Report each line of the data that includes the word "организации".

--- START Given data ---

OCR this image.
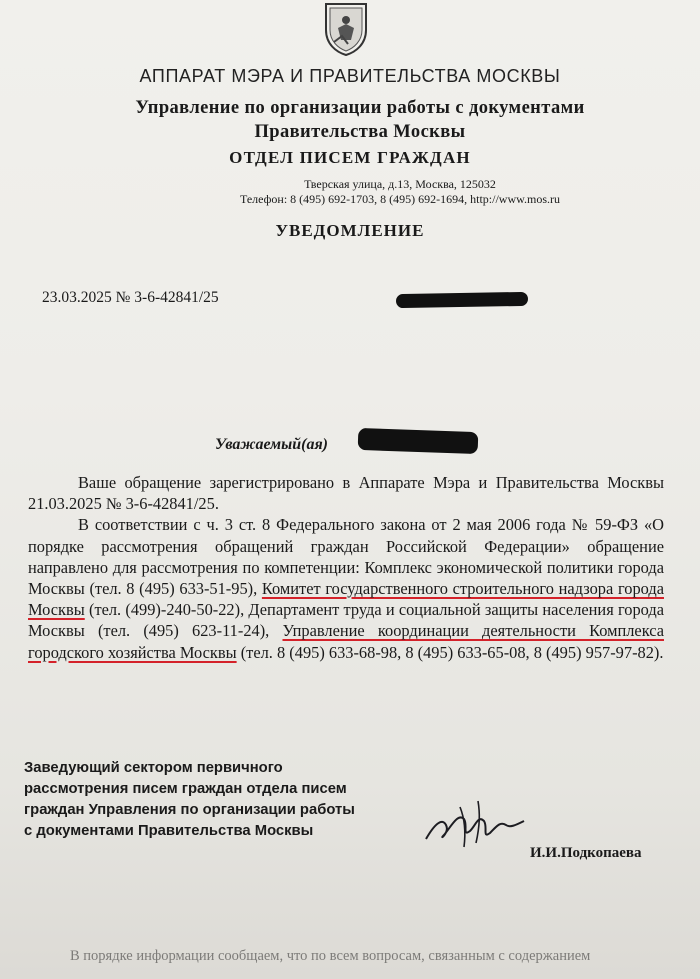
АППАРАТ МЭРА И ПРАВИТЕЛЬСТВА МОСКВЫ
Управление по организации работы с документами
Правительства Москвы
ОТДЕЛ ПИСЕМ ГРАЖДАН
Тверская улица, д.13, Москва, 125032
Телефон: 8 (495) 692-1703, 8 (495) 692-1694, http://www.mos.ru
УВЕДОМЛЕНИЕ
23.03.2025 № 3-6-42841/25
Уважаемый(ая)

Ваше обращение зарегистрировано в Аппарате Мэра и Правительства Москвы 21.03.2025 № 3-6-42841/25.

В соответствии с ч. 3 ст. 8 Федерального закона от 2 мая 2006 года № 59-ФЗ «О порядке рассмотрения обращений граждан Российской Федерации» обращение направлено для рассмотрения по компетенции: Комплекс экономической политики города Москвы (тел. 8 (495) 633-51-95), Комитет государственного строительного надзора города Москвы (тел. (499)-240-50-22), Департамент труда и социальной защиты населения города Москвы (тел. (495) 623-11-24), Управление координации деятельности Комплекса городского хозяйства Москвы (тел. 8 (495) 633-68-98, 8 (495) 633-65-08, 8 (495) 957-97-82).

Заведующий сектором первичного рассмотрения писем граждан отдела писем граждан Управления по организации работы с документами Правительства Москвы
И.И.Подкопаева
В порядке информации сообщаем, что по всем вопросам, связанным с содержанием
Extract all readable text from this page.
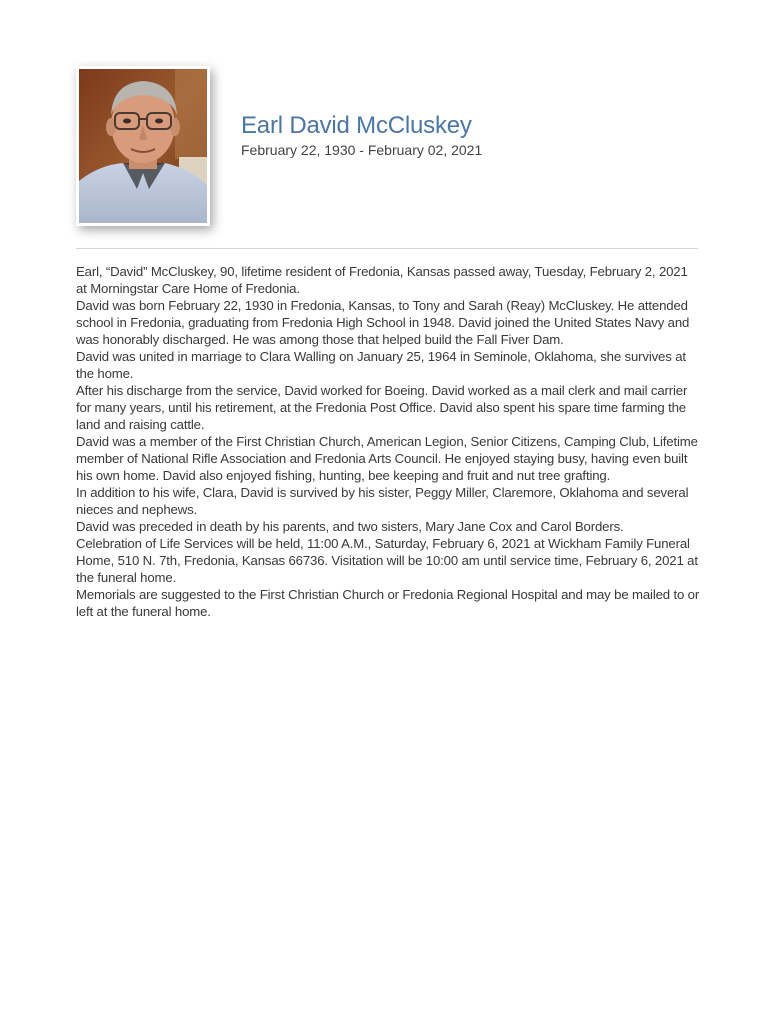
Earl David McCluskey

February 22, 1930 - February 02, 2021

Earl, “David” McCluskey, 90, lifetime resident of Fredonia, Kansas passed away, Tuesday, February 2, 2021 at Morningstar Care Home of Fredonia.

David was born February 22, 1930 in Fredonia, Kansas, to Tony and Sarah (Reay) McCluskey. He attended school in Fredonia, graduating from Fredonia High School in 1948. David joined the United States Navy and was honorably discharged. He was among those that helped build the Fall Fiver Dam.

David was united in marriage to Clara Walling on January 25, 1964 in Seminole, Oklahoma, she survives at the home.

After his discharge from the service, David worked for Boeing. David worked as a mail clerk and mail carrier for many years, until his retirement, at the Fredonia Post Office. David also spent his spare time farming the land and raising cattle.

David was a member of the First Christian Church, American Legion, Senior Citizens, Camping Club, Lifetime member of National Rifle Association and Fredonia Arts Council. He enjoyed staying busy, having even built his own home. David also enjoyed fishing, hunting, bee keeping and fruit and nut tree grafting.

In addition to his wife, Clara, David is survived by his sister, Peggy Miller, Claremore, Oklahoma and several nieces and nephews.

David was preceded in death by his parents, and two sisters, Mary Jane Cox and Carol Borders.

Celebration of Life Services will be held, 11:00 A.M., Saturday, February 6, 2021 at Wickham Family Funeral Home, 510 N. 7th, Fredonia, Kansas 66736. Visitation will be 10:00 am until service time, February 6, 2021 at the funeral home.

Memorials are suggested to the First Christian Church or Fredonia Regional Hospital and may be mailed to or left at the funeral home.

--- END Given data ---

Correct result
Управление по организации работы с документами
Заведующий сектором первичного рассмотрения писем граждан отдела писем граждан Управления по организации работы с документами Правительства Москвы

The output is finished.